### MATERIAL FOR THE TASK

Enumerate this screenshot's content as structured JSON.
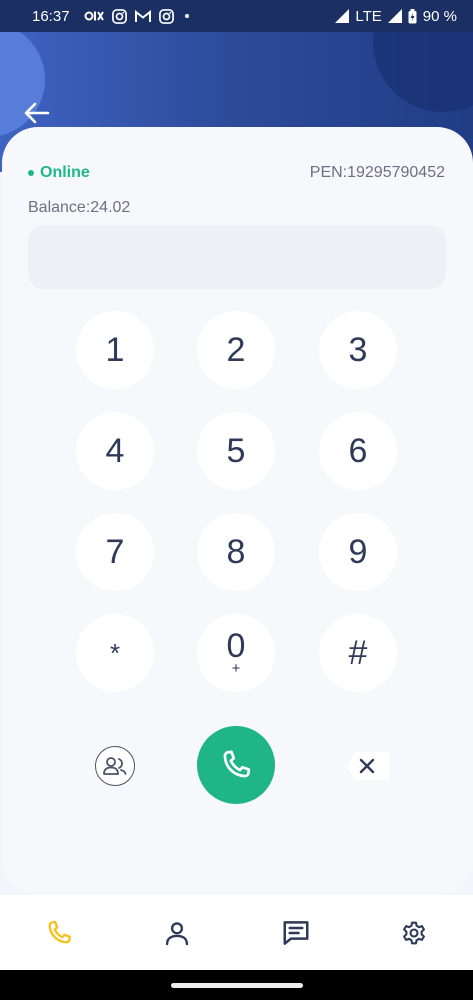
{
  "status_bar": {
    "time": "16:37",
    "notification_icons": [
      "olx-icon",
      "instagram-icon",
      "gmail-icon",
      "instagram-icon",
      "dot-icon"
    ],
    "network": "LTE",
    "battery": "90 %"
  },
  "header": {
    "back_icon": "arrow-left-icon"
  },
  "account": {
    "status": "Online",
    "status_color": "#1eb787",
    "pen": "PEN:19295790452",
    "balance": "Balance:24.02"
  },
  "dialer": {
    "number_value": "",
    "keys": [
      {
        "label": "1",
        "sub": ""
      },
      {
        "label": "2",
        "sub": ""
      },
      {
        "label": "3",
        "sub": ""
      },
      {
        "label": "4",
        "sub": ""
      },
      {
        "label": "5",
        "sub": ""
      },
      {
        "label": "6",
        "sub": ""
      },
      {
        "label": "7",
        "sub": ""
      },
      {
        "label": "8",
        "sub": ""
      },
      {
        "label": "9",
        "sub": ""
      },
      {
        "label": "*",
        "sub": ""
      },
      {
        "label": "0",
        "sub": "+"
      },
      {
        "label": "#",
        "sub": ""
      }
    ],
    "actions": {
      "contacts_icon": "contacts-icon",
      "call_icon": "phone-icon",
      "call_color": "#1fb584",
      "delete_icon": "backspace-icon"
    }
  },
  "tab_bar": {
    "tabs": [
      {
        "icon": "phone-icon",
        "active": true,
        "color": "#f2c31b"
      },
      {
        "icon": "user-icon",
        "active": false
      },
      {
        "icon": "message-icon",
        "active": false
      },
      {
        "icon": "settings-icon",
        "active": false
      }
    ]
  }
}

######

EXERCISE DESCRIPTION:
The pictures should not be reproduced; quote all of the other material exactly.

EXERCISE RESPONSE:
Enumerate this screenshot's content as structured JSON.
{
  "status_bar": {
    "time": "16:37",
    "notification_icons": [
      "olx-icon",
      "instagram-icon",
      "gmail-icon",
      "instagram-icon",
      "dot-icon"
    ],
    "network": "LTE",
    "battery": "90 %"
  },
  "header": {
    "back_icon": "arrow-left-icon"
  },
  "account": {
    "status": "Online",
    "status_color": "#1eb787",
    "pen": "PEN:19295790452",
    "balance": "Balance:24.02"
  },
  "dialer": {
    "number_value": "",
    "keys": [
      {
        "label": "1",
        "sub": ""
      },
      {
        "label": "2",
        "sub": ""
      },
      {
        "label": "3",
        "sub": ""
      },
      {
        "label": "4",
        "sub": ""
      },
      {
        "label": "5",
        "sub": ""
      },
      {
        "label": "6",
        "sub": ""
      },
      {
        "label": "7",
        "sub": ""
      },
      {
        "label": "8",
        "sub": ""
      },
      {
        "label": "9",
        "sub": ""
      },
      {
        "label": "*",
        "sub": ""
      },
      {
        "label": "0",
        "sub": "+"
      },
      {
        "label": "#",
        "sub": ""
      }
    ],
    "actions": {
      "contacts_icon": "contacts-icon",
      "call_icon": "phone-icon",
      "call_color": "#1fb584",
      "delete_icon": "backspace-icon"
    }
  },
  "tab_bar": {
    "tabs": [
      {
        "icon": "phone-icon",
        "active": true,
        "color": "#f2c31b"
      },
      {
        "icon": "user-icon",
        "active": false
      },
      {
        "icon": "message-icon",
        "active": false
      },
      {
        "icon": "settings-icon",
        "active": false
      }
    ]
  }
}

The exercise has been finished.